> **What is expected**
Scan the listing below for the word "införs" and copy every line that has it.

> **Given entries**
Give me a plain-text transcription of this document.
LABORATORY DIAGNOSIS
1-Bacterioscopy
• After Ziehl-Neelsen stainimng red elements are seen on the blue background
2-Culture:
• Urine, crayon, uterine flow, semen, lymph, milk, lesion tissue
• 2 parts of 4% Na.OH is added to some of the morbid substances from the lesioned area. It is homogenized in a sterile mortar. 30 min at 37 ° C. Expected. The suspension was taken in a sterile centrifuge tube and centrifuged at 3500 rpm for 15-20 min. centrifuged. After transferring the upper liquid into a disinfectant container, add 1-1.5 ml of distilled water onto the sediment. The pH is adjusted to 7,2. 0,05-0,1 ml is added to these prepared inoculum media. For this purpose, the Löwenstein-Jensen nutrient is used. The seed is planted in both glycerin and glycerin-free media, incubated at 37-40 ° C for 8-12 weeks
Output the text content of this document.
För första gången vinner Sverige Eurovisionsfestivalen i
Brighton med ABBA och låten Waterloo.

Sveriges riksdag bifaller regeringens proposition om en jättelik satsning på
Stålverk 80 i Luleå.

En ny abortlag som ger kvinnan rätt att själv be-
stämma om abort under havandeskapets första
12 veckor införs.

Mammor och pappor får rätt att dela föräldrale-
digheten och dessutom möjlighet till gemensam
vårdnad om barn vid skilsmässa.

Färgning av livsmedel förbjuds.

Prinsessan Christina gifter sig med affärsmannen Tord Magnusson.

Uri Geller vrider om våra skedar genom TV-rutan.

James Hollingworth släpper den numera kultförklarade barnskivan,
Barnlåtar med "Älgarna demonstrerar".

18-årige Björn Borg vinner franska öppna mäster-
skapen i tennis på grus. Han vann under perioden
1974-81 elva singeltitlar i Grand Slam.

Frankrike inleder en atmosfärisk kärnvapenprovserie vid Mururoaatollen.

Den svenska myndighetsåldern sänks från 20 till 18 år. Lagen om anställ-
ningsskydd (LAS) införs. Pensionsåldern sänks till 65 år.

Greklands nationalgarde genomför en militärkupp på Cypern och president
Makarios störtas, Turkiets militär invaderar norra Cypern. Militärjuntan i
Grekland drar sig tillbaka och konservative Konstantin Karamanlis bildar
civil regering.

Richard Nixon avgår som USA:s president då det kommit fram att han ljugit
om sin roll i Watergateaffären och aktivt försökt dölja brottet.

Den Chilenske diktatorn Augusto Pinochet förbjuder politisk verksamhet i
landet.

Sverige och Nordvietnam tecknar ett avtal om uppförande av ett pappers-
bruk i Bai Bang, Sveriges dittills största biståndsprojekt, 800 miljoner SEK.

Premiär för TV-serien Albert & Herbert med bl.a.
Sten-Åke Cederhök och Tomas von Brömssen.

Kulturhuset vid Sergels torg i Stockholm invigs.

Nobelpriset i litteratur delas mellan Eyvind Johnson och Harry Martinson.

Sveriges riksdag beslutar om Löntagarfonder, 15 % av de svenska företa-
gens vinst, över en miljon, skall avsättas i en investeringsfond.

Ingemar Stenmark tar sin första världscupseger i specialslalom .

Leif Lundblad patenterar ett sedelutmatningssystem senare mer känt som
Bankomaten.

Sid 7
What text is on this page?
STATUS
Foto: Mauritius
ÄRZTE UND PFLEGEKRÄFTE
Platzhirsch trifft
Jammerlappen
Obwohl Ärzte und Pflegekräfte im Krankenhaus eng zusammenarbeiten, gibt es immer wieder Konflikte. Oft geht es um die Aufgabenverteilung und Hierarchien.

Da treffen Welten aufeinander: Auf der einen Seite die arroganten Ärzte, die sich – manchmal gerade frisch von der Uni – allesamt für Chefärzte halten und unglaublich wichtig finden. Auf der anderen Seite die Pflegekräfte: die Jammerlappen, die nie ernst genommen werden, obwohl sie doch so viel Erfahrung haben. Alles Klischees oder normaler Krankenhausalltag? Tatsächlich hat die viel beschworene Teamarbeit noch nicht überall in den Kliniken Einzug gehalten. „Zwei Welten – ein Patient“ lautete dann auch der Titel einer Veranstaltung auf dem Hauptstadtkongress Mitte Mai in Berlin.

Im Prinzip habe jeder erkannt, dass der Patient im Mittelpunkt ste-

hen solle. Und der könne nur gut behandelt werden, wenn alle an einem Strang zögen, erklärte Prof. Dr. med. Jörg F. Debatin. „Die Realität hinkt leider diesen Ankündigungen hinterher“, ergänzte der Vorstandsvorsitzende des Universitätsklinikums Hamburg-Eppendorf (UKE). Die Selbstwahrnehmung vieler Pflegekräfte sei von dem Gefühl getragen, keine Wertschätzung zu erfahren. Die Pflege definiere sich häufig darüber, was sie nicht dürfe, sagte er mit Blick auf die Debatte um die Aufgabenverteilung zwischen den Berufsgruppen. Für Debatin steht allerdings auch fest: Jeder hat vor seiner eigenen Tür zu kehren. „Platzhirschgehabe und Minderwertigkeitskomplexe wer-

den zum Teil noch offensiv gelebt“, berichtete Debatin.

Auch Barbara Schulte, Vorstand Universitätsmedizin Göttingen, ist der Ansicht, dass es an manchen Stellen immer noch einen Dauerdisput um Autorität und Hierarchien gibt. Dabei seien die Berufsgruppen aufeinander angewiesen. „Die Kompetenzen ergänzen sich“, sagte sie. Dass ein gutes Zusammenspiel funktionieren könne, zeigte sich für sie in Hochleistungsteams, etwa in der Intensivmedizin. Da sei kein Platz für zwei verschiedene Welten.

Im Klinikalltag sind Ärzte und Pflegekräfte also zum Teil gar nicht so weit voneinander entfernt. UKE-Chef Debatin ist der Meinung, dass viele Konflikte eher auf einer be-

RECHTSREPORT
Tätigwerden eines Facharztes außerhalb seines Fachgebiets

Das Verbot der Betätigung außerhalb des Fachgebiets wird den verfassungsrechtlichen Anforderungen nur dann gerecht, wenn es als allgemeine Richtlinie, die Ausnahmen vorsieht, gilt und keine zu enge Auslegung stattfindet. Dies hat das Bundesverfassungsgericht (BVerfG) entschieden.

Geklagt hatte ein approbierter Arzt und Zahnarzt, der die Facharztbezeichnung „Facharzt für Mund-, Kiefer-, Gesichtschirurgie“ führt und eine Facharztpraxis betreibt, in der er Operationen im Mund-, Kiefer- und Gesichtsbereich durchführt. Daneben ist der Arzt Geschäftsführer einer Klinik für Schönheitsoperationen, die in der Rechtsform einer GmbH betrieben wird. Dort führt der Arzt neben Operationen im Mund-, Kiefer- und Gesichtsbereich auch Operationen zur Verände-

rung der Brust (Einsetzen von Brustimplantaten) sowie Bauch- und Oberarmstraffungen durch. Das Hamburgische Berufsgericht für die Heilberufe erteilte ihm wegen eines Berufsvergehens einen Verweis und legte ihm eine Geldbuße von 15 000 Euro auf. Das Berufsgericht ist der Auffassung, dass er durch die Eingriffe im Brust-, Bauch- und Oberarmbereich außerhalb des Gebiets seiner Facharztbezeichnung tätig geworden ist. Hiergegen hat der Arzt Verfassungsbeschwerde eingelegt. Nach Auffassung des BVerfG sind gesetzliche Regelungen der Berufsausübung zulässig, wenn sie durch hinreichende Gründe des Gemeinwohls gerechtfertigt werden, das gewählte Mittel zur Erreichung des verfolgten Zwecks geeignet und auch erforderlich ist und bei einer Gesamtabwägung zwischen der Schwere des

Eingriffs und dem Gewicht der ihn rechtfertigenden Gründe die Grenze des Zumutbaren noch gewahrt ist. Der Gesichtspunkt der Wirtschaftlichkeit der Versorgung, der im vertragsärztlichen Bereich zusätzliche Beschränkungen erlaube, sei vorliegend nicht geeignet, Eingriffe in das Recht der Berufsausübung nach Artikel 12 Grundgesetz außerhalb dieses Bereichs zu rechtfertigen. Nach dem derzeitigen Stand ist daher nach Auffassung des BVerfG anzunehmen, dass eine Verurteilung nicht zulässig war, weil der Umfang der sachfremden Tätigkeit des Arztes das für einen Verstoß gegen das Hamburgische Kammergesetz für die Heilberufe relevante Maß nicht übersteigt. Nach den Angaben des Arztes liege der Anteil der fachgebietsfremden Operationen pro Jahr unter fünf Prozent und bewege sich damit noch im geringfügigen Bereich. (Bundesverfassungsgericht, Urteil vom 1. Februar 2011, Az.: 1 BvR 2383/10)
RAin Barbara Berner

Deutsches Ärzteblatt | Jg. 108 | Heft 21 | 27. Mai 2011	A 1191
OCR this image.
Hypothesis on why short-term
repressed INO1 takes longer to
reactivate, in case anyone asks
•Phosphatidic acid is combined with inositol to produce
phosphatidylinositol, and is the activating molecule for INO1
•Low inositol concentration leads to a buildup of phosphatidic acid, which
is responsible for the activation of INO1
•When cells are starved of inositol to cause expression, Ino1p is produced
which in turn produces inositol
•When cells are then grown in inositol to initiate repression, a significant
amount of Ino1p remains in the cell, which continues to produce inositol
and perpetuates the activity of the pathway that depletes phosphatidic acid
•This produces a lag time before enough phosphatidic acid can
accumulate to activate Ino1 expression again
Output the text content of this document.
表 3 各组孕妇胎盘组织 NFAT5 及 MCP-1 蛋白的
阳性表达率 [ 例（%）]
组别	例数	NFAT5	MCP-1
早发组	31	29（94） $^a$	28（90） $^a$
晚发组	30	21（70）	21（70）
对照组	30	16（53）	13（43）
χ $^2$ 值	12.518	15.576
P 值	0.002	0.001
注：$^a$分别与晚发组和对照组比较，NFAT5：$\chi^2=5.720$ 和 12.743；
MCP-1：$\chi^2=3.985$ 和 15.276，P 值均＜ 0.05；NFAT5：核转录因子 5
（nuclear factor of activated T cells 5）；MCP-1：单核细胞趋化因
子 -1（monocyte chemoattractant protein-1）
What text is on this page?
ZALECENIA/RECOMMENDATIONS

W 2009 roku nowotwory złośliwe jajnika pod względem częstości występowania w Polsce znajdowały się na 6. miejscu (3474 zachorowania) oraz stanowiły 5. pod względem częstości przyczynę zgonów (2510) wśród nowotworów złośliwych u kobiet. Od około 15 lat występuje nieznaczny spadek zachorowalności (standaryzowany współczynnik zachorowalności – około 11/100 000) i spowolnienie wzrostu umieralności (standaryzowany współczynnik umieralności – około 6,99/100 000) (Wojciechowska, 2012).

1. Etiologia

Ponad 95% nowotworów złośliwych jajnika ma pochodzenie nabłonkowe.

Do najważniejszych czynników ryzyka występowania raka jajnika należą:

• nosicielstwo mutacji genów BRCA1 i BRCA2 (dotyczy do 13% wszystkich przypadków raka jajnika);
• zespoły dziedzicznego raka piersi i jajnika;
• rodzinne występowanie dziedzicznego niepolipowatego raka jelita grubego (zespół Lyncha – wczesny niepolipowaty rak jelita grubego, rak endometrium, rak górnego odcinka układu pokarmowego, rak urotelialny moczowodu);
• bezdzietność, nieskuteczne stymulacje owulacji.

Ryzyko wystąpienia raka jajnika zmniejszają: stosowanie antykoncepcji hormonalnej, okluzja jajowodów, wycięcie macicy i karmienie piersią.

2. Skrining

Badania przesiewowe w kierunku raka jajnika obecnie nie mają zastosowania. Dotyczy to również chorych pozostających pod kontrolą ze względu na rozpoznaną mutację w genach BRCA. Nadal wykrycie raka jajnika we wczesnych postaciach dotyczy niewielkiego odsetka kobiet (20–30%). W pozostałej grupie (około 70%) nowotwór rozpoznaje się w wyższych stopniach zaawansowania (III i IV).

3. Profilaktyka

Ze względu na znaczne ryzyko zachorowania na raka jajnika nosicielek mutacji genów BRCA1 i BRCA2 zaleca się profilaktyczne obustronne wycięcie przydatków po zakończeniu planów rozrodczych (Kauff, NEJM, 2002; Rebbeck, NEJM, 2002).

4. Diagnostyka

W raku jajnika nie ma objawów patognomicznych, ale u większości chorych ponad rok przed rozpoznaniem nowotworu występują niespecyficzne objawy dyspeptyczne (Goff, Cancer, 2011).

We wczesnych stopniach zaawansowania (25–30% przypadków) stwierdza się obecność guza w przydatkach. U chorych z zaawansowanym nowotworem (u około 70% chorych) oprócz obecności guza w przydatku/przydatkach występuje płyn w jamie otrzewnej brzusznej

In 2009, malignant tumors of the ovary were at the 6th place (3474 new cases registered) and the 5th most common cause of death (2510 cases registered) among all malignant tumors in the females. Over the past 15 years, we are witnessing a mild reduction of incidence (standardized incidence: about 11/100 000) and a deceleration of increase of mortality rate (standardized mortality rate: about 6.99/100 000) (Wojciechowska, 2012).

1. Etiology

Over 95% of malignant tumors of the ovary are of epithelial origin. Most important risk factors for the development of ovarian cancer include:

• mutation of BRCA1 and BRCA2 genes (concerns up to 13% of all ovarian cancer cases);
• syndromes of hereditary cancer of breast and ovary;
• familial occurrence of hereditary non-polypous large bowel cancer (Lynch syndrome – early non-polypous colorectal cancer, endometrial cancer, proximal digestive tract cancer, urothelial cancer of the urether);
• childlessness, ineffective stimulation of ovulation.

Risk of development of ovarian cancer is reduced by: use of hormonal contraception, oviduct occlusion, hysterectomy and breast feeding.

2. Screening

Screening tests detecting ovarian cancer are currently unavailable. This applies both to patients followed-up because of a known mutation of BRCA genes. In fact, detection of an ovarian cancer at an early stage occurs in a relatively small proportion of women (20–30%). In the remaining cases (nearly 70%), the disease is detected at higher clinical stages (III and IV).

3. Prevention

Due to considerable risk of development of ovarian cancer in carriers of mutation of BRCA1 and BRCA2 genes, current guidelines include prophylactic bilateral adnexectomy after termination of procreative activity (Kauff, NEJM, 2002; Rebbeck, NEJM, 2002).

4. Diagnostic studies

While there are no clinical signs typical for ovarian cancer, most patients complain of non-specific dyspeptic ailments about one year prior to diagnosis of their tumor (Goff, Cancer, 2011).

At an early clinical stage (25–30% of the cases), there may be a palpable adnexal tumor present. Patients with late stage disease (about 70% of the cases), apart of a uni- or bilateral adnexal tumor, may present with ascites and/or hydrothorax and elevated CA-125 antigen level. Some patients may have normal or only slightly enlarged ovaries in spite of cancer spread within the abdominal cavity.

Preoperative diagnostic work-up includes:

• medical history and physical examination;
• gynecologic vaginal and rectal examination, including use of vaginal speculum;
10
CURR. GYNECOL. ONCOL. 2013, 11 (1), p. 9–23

> **Finished task**
12 veckor införs.
ningsskydd (LAS) införs. Pensionsåldern sänks till 65 år.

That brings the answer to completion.